Structured figure records =

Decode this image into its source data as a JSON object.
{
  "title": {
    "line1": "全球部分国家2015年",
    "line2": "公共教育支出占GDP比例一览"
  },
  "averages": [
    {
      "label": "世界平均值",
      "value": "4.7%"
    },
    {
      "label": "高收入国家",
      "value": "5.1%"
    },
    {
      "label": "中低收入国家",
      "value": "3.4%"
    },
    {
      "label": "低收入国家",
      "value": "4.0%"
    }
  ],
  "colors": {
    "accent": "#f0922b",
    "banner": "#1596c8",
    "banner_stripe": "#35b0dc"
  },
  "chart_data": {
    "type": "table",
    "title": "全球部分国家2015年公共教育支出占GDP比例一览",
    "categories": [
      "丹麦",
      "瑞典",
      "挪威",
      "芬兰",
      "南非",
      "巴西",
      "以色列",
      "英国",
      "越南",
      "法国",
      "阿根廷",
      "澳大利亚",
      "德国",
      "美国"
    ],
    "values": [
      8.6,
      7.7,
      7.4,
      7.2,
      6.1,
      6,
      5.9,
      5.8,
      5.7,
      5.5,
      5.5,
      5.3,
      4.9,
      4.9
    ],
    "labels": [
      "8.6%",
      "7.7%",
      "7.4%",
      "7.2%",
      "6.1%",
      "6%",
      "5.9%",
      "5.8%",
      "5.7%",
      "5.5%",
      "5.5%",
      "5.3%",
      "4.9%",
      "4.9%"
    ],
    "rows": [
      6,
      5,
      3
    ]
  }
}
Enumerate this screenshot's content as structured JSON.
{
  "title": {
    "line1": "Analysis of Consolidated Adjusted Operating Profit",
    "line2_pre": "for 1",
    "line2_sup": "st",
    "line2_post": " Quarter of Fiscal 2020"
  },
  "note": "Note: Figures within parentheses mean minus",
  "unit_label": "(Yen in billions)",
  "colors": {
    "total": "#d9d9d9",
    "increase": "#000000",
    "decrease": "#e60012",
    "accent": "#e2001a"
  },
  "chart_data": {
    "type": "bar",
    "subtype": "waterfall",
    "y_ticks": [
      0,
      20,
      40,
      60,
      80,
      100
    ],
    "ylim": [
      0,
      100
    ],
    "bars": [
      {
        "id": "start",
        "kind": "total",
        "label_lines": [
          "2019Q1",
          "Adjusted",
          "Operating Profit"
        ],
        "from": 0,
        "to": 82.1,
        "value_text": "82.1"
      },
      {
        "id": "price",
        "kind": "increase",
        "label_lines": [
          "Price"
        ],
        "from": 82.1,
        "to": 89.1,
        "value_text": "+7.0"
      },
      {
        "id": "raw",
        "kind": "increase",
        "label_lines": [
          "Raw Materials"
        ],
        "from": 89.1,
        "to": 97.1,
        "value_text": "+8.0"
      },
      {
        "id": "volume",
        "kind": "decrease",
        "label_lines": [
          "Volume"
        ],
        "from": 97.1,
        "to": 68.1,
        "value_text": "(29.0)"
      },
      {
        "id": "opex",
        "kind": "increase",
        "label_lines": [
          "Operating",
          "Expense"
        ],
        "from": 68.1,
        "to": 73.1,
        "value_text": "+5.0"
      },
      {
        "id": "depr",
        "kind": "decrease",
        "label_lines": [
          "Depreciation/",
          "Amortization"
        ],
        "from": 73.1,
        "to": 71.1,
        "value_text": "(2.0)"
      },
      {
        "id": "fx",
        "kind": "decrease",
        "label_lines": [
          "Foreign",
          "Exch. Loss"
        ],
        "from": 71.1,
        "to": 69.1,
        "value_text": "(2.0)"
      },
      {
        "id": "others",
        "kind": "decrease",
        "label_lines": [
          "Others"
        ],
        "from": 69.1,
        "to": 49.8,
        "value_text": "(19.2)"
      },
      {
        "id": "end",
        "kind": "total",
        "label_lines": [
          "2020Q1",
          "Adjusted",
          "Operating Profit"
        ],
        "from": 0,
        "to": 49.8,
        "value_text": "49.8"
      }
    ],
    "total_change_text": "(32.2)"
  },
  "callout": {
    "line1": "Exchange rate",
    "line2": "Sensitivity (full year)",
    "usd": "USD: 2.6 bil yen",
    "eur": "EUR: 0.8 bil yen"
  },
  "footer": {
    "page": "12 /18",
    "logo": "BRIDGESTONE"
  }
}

Directive = Take the entries above and transcribe them exactly.

Result of the exercise =
Decode this image into its source data as a JSON object.
{
  "title": {
    "line1": "全球部分国家2015年",
    "line2": "公共教育支出占GDP比例一览"
  },
  "averages": [
    {
      "label": "世界平均值",
      "value": "4.7%"
    },
    {
      "label": "高收入国家",
      "value": "5.1%"
    },
    {
      "label": "中低收入国家",
      "value": "3.4%"
    },
    {
      "label": "低收入国家",
      "value": "4.0%"
    }
  ],
  "colors": {
    "accent": "#f0922b",
    "banner": "#1596c8",
    "banner_stripe": "#35b0dc"
  },
  "chart_data": {
    "type": "table",
    "title": "全球部分国家2015年公共教育支出占GDP比例一览",
    "categories": [
      "丹麦",
      "瑞典",
      "挪威",
      "芬兰",
      "南非",
      "巴西",
      "以色列",
      "英国",
      "越南",
      "法国",
      "阿根廷",
      "澳大利亚",
      "德国",
      "美国"
    ],
    "values": [
      8.6,
      7.7,
      7.4,
      7.2,
      6.1,
      6,
      5.9,
      5.8,
      5.7,
      5.5,
      5.5,
      5.3,
      4.9,
      4.9
    ],
    "labels": [
      "8.6%",
      "7.7%",
      "7.4%",
      "7.2%",
      "6.1%",
      "6%",
      "5.9%",
      "5.8%",
      "5.7%",
      "5.5%",
      "5.5%",
      "5.3%",
      "4.9%",
      "4.9%"
    ],
    "rows": [
      6,
      5,
      3
    ]
  }
}
Enumerate this screenshot's content as structured JSON.
{
  "title": {
    "line1": "Analysis of Consolidated Adjusted Operating Profit",
    "line2_pre": "for 1",
    "line2_sup": "st",
    "line2_post": " Quarter of Fiscal 2020"
  },
  "note": "Note: Figures within parentheses mean minus",
  "unit_label": "(Yen in billions)",
  "colors": {
    "total": "#d9d9d9",
    "increase": "#000000",
    "decrease": "#e60012",
    "accent": "#e2001a"
  },
  "chart_data": {
    "type": "bar",
    "subtype": "waterfall",
    "y_ticks": [
      0,
      20,
      40,
      60,
      80,
      100
    ],
    "ylim": [
      0,
      100
    ],
    "bars": [
      {
        "id": "start",
        "kind": "total",
        "label_lines": [
          "2019Q1",
          "Adjusted",
          "Operating Profit"
        ],
        "from": 0,
        "to": 82.1,
        "value_text": "82.1"
      },
      {
        "id": "price",
        "kind": "increase",
        "label_lines": [
          "Price"
        ],
        "from": 82.1,
        "to": 89.1,
        "value_text": "+7.0"
      },
      {
        "id": "raw",
        "kind": "increase",
        "label_lines": [
          "Raw Materials"
        ],
        "from": 89.1,
        "to": 97.1,
        "value_text": "+8.0"
      },
      {
        "id": "volume",
        "kind": "decrease",
        "label_lines": [
          "Volume"
        ],
        "from": 97.1,
        "to": 68.1,
        "value_text": "(29.0)"
      },
      {
        "id": "opex",
        "kind": "increase",
        "label_lines": [
          "Operating",
          "Expense"
        ],
        "from": 68.1,
        "to": 73.1,
        "value_text": "+5.0"
      },
      {
        "id": "depr",
        "kind": "decrease",
        "label_lines": [
          "Depreciation/",
          "Amortization"
        ],
        "from": 73.1,
        "to": 71.1,
        "value_text": "(2.0)"
      },
      {
        "id": "fx",
        "kind": "decrease",
        "label_lines": [
          "Foreign",
          "Exch. Loss"
        ],
        "from": 71.1,
        "to": 69.1,
        "value_text": "(2.0)"
      },
      {
        "id": "others",
        "kind": "decrease",
        "label_lines": [
          "Others"
        ],
        "from": 69.1,
        "to": 49.8,
        "value_text": "(19.2)"
      },
      {
        "id": "end",
        "kind": "total",
        "label_lines": [
          "2020Q1",
          "Adjusted",
          "Operating Profit"
        ],
        "from": 0,
        "to": 49.8,
        "value_text": "49.8"
      }
    ],
    "total_change_text": "(32.2)"
  },
  "callout": {
    "line1": "Exchange rate",
    "line2": "Sensitivity (full year)",
    "usd": "USD: 2.6 bil yen",
    "eur": "EUR: 0.8 bil yen"
  },
  "footer": {
    "page": "12 /18",
    "logo": "BRIDGESTONE"
  }
}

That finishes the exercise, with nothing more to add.